— Start ARTICLE —

Buy Sell and Tell Investments

by Arnold Joe

Strategy

Research:

I always read the company’s financial statement to get an understanding of the profitability, cash flows and the amount of leverage (debt) being used. If there are unusual gains or losses, I’ll strip these results out e.g. if land was sold for a large gain, the EPS will be positively distorted for the one quarter but it’s nothing to get too excited about as the gain won’t be repeated. Equity analyst reports are useful to read as are the credit rating agencies reports (if company has rated) debt and their insight is useful and usually different from the equity analyst. It’s a good idea to read the MD&A section of the financials to get a feel for the company and what management expects in the future. The pending litigation is a worthwhile read as sometimes the company is suing or being sued for a large sum of money.

— End ARTICLE —
— Start STORED ROWS —

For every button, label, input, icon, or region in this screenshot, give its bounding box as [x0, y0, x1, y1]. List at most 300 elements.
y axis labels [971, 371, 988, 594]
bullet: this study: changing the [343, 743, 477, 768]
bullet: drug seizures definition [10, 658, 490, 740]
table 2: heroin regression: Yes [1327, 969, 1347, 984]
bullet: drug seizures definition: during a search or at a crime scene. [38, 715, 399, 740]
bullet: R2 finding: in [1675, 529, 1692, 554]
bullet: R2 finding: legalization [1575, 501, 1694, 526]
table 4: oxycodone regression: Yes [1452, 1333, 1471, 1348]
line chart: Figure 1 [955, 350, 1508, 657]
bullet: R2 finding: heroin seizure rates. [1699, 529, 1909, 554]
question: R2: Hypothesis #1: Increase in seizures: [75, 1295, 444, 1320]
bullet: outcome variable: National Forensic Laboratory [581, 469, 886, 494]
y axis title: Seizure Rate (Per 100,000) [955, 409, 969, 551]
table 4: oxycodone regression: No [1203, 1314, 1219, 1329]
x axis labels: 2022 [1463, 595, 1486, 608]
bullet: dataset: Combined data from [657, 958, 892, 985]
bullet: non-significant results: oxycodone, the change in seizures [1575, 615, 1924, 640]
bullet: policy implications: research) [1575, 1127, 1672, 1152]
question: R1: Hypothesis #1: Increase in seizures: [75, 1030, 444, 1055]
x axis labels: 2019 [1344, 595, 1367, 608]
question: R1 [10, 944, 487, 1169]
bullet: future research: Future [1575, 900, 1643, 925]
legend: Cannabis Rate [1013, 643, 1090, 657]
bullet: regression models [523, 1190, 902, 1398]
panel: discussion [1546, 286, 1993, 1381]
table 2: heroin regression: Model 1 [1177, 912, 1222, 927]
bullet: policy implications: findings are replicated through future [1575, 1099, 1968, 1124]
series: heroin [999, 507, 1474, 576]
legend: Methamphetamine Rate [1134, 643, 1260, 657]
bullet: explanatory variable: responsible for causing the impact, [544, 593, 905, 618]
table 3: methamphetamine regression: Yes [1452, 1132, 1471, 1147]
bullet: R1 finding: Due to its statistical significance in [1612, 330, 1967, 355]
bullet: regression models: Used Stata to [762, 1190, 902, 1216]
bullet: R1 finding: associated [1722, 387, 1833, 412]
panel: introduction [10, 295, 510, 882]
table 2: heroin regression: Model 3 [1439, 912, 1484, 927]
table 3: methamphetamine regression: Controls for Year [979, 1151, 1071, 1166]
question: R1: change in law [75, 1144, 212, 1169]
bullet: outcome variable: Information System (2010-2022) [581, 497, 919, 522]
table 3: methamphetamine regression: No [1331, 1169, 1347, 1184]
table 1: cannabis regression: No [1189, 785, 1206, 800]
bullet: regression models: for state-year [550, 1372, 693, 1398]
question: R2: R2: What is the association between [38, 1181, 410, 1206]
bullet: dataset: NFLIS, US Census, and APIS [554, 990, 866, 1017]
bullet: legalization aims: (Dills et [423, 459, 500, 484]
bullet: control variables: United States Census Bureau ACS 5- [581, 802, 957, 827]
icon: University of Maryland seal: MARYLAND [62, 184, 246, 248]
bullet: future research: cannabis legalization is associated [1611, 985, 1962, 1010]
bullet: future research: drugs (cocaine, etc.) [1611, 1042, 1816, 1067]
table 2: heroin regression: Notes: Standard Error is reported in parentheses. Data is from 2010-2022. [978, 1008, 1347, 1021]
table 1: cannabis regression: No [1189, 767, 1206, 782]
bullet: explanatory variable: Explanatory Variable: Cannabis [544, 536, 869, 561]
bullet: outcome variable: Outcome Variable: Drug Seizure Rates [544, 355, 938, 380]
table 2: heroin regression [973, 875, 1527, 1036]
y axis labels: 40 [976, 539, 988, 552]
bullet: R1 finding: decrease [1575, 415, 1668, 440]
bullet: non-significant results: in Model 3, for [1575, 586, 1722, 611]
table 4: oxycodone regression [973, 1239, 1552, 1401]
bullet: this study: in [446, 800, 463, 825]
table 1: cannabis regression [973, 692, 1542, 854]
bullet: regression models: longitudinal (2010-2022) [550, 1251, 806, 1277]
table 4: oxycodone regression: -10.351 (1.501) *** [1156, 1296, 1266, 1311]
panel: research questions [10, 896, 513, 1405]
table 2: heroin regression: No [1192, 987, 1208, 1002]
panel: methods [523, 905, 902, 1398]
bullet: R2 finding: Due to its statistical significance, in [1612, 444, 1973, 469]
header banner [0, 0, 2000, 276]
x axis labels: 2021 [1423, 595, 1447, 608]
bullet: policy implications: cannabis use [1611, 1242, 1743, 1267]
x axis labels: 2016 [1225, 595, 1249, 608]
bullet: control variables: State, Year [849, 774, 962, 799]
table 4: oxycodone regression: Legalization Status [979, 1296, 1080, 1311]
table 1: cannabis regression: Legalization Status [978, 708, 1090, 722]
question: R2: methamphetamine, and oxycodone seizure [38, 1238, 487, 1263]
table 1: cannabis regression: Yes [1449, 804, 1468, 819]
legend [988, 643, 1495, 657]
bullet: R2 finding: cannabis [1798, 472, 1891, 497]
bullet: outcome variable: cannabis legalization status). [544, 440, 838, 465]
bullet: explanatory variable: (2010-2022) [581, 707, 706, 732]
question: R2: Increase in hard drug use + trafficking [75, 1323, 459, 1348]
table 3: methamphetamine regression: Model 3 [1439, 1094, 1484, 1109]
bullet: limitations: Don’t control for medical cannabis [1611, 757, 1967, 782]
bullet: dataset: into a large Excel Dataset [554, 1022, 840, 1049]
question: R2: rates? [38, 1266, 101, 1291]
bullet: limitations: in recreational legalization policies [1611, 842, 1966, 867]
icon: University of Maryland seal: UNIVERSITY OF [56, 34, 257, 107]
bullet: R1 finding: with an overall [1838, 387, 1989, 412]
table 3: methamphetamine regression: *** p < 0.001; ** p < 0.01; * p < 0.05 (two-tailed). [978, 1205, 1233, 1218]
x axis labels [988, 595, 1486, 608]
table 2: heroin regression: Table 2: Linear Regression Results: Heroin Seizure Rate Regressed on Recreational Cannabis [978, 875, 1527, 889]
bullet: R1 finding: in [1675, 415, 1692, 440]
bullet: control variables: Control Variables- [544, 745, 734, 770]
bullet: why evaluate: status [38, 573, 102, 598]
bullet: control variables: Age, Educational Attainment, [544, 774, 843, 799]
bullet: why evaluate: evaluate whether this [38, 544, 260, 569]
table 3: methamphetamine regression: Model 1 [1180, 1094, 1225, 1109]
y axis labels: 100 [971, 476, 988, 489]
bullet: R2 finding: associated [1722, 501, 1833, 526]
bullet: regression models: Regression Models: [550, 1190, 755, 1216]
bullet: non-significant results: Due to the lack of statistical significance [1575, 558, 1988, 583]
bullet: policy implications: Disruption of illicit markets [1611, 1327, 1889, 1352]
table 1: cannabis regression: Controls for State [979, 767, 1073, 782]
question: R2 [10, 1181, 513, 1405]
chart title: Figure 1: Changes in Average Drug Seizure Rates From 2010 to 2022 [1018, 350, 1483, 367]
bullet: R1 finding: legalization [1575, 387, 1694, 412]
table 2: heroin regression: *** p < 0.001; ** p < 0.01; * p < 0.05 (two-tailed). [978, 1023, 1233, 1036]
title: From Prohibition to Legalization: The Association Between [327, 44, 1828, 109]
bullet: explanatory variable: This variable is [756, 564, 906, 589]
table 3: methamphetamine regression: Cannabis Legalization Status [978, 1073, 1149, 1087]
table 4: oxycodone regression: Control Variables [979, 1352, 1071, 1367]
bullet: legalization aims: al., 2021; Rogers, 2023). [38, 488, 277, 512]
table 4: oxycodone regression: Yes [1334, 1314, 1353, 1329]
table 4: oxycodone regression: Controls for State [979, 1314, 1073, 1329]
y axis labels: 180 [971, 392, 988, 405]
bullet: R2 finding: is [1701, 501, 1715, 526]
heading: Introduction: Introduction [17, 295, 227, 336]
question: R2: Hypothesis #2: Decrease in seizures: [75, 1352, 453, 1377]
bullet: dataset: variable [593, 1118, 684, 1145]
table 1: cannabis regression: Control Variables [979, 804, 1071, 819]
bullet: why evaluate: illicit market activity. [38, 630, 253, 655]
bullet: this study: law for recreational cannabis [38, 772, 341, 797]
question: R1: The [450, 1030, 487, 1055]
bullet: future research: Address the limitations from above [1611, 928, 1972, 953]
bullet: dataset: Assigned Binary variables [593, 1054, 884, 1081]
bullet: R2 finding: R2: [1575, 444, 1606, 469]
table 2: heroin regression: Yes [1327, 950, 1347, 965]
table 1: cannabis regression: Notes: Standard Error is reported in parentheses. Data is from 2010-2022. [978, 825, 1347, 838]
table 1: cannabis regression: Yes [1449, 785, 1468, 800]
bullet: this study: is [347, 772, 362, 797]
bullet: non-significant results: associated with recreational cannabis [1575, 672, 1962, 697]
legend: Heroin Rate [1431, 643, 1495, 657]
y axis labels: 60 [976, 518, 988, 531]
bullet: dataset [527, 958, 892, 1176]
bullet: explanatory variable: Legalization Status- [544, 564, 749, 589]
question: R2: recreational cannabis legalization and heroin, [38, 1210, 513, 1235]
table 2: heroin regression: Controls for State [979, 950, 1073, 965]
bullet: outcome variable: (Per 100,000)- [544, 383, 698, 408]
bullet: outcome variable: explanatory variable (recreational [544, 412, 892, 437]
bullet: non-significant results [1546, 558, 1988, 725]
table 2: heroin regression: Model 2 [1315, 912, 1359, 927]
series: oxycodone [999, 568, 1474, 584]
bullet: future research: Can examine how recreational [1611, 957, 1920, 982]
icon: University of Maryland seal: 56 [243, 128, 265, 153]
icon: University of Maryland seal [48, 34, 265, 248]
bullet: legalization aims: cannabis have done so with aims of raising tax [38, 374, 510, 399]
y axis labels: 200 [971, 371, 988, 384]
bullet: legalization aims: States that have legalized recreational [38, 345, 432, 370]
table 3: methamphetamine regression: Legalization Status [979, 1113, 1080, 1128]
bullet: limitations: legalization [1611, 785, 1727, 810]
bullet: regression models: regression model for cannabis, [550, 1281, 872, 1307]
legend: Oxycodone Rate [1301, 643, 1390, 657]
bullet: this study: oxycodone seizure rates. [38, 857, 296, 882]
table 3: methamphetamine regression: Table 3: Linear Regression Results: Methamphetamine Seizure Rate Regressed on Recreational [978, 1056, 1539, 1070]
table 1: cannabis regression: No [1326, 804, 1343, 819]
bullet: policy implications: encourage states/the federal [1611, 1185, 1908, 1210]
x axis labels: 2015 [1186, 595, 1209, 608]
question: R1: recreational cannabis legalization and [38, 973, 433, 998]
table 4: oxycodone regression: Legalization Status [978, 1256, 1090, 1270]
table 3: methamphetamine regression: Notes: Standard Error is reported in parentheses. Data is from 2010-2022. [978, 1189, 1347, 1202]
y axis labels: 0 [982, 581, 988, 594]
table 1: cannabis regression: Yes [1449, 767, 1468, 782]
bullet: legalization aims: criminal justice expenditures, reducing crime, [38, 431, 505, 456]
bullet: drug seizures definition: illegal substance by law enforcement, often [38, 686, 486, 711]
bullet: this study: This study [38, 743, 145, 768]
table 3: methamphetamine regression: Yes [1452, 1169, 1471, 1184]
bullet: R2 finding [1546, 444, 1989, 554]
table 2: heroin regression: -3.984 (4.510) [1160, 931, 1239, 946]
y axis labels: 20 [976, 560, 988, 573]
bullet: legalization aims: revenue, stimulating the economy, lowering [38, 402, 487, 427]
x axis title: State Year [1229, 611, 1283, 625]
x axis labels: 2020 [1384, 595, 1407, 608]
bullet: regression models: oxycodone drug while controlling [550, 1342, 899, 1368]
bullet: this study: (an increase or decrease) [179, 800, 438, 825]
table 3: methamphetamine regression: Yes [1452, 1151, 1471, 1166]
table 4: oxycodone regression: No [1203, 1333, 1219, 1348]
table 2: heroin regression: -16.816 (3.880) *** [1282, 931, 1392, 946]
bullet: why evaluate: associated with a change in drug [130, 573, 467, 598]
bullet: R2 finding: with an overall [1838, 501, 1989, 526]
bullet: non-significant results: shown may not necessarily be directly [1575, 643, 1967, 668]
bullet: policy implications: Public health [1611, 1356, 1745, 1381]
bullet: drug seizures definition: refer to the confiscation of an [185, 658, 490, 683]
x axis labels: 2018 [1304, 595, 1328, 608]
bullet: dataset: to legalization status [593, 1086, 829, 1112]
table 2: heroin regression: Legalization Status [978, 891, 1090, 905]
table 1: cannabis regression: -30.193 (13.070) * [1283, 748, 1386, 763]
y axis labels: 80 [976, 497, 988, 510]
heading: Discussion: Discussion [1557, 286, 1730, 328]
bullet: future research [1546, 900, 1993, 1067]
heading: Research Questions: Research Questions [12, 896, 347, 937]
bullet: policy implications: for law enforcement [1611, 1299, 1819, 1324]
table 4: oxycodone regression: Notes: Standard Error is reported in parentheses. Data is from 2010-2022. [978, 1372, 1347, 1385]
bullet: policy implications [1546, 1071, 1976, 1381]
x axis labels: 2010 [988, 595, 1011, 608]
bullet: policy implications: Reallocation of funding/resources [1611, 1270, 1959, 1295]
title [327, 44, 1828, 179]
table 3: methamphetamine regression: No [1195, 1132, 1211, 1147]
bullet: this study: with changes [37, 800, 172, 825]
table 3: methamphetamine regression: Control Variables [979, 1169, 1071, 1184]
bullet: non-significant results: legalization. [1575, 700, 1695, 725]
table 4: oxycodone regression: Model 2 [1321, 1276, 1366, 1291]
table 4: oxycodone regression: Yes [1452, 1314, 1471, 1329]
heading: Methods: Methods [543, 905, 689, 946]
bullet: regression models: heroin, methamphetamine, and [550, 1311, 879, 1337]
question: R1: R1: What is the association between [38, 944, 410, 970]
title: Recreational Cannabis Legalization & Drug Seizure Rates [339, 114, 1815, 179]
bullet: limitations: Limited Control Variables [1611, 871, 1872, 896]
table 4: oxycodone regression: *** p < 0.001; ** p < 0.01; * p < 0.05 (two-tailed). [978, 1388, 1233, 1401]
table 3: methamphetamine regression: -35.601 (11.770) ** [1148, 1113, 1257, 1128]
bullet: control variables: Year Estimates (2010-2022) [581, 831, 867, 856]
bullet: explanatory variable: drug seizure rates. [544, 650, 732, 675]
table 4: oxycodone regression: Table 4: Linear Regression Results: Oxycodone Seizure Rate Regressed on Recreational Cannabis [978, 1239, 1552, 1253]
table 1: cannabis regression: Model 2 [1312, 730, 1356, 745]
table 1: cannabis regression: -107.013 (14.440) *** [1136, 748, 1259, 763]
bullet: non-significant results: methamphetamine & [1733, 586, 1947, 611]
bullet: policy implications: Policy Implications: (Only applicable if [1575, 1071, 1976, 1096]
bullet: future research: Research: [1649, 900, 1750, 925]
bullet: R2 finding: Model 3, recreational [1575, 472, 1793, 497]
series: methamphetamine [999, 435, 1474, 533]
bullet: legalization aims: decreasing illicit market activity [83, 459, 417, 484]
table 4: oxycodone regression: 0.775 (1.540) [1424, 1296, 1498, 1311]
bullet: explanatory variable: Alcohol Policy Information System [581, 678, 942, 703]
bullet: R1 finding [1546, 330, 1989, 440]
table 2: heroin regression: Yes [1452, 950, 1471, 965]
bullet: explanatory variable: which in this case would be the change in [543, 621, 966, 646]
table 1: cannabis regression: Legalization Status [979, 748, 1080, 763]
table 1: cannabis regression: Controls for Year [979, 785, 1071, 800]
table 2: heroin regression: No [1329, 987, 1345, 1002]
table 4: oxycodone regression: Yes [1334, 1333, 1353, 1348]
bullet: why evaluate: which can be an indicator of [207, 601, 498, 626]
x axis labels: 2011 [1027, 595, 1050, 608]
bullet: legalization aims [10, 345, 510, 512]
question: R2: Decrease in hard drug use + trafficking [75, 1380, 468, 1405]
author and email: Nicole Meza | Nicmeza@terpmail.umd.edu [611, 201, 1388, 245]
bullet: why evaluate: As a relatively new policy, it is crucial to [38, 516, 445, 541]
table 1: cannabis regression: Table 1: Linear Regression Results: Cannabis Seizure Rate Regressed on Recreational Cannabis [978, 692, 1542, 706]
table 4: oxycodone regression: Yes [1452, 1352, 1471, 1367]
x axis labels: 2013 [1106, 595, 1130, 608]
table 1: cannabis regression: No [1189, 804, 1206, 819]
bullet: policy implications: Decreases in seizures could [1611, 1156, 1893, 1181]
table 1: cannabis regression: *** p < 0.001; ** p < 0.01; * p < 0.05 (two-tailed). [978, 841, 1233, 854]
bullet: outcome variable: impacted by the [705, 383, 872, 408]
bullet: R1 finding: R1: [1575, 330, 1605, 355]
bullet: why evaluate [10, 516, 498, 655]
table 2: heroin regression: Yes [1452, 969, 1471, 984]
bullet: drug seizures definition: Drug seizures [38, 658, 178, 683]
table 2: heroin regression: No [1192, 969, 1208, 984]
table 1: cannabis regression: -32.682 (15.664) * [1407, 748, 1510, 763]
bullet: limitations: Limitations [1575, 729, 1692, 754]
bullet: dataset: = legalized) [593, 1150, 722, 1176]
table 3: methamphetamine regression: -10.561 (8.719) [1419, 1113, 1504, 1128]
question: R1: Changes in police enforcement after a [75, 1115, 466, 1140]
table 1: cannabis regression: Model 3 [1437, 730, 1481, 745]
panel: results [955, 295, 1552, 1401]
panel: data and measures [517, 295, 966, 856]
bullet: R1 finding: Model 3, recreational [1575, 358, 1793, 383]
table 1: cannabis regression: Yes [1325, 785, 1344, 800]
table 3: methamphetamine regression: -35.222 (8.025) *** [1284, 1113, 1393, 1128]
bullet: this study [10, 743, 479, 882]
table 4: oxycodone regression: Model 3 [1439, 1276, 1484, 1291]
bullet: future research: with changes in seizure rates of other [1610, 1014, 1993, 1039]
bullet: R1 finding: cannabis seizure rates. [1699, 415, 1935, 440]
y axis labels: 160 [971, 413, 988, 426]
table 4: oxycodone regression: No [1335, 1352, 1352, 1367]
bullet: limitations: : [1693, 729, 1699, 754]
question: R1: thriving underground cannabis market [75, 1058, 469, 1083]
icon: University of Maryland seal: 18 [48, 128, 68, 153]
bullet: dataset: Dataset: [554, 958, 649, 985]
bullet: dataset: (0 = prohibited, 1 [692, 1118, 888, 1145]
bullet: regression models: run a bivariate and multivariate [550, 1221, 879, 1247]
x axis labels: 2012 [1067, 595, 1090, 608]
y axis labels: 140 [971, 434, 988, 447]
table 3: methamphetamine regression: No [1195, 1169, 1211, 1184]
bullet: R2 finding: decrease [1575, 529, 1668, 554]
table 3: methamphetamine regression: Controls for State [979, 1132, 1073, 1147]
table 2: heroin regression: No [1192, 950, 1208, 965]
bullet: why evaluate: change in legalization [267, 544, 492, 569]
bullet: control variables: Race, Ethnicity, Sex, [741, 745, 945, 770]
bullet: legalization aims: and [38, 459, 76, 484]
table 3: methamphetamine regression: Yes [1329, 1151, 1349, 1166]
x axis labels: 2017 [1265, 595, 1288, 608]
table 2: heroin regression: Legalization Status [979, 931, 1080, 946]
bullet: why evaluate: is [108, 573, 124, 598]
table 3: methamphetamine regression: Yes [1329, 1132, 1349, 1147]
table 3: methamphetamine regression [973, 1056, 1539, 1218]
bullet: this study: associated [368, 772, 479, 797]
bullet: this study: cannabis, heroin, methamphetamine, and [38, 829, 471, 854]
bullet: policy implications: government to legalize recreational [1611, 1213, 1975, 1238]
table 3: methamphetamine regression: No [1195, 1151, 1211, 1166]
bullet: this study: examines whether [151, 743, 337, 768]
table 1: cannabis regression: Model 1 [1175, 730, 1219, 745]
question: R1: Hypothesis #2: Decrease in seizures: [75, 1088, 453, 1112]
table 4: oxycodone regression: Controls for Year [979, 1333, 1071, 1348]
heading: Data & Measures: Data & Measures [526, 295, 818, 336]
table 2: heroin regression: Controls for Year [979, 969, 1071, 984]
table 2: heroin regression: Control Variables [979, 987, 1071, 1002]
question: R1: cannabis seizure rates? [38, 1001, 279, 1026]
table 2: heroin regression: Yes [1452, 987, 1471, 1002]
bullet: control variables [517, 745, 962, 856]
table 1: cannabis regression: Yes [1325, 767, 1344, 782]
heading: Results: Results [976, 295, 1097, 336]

— End STORED ROWS —

REQUIRED TASKS>
1. Answer these questions about the investing strategy text, one line each:
(a) What three things does the author read a company's financial statement to understand?
(b) Why is a large gain from selling land nothing to get too excited about?
(c) Which section of the financials does the author recommend for getting a feel for the company and what management expects?
2. Extend the investing strategy text from the point where it stops.

TASK-BY-TASK OUTPUTS>
1.
(a) The profitability, the cash flows and the amount of leverage (debt) being used.
(b) The gain won't be repeated.
(c) The MD&A section.

2.
Diversification:

I don’t believe in diversification just for the sake of diversifying. It takes a lot of effort to be knowledgeable about just one stock, tracking a portfolio of greater than 10 stocks, would require too much time for little if any benefit. The first stock added to a portfolio is the best stock in terms of risk/reward ratio. Each additional stock added after the first pick is going to be marginally worse than the previous, otherwise it would be your first pick. If each additional stock added to a portfolio keeps making the average risk/reward of the portfolio worse, what’s the point of adding the new stock if you’re already sufficiently diversified? Each stock added to a well diversified portfolio simply detracts from the overall portfolio returns. I’m happy with a portfolio of 5-6 stocks.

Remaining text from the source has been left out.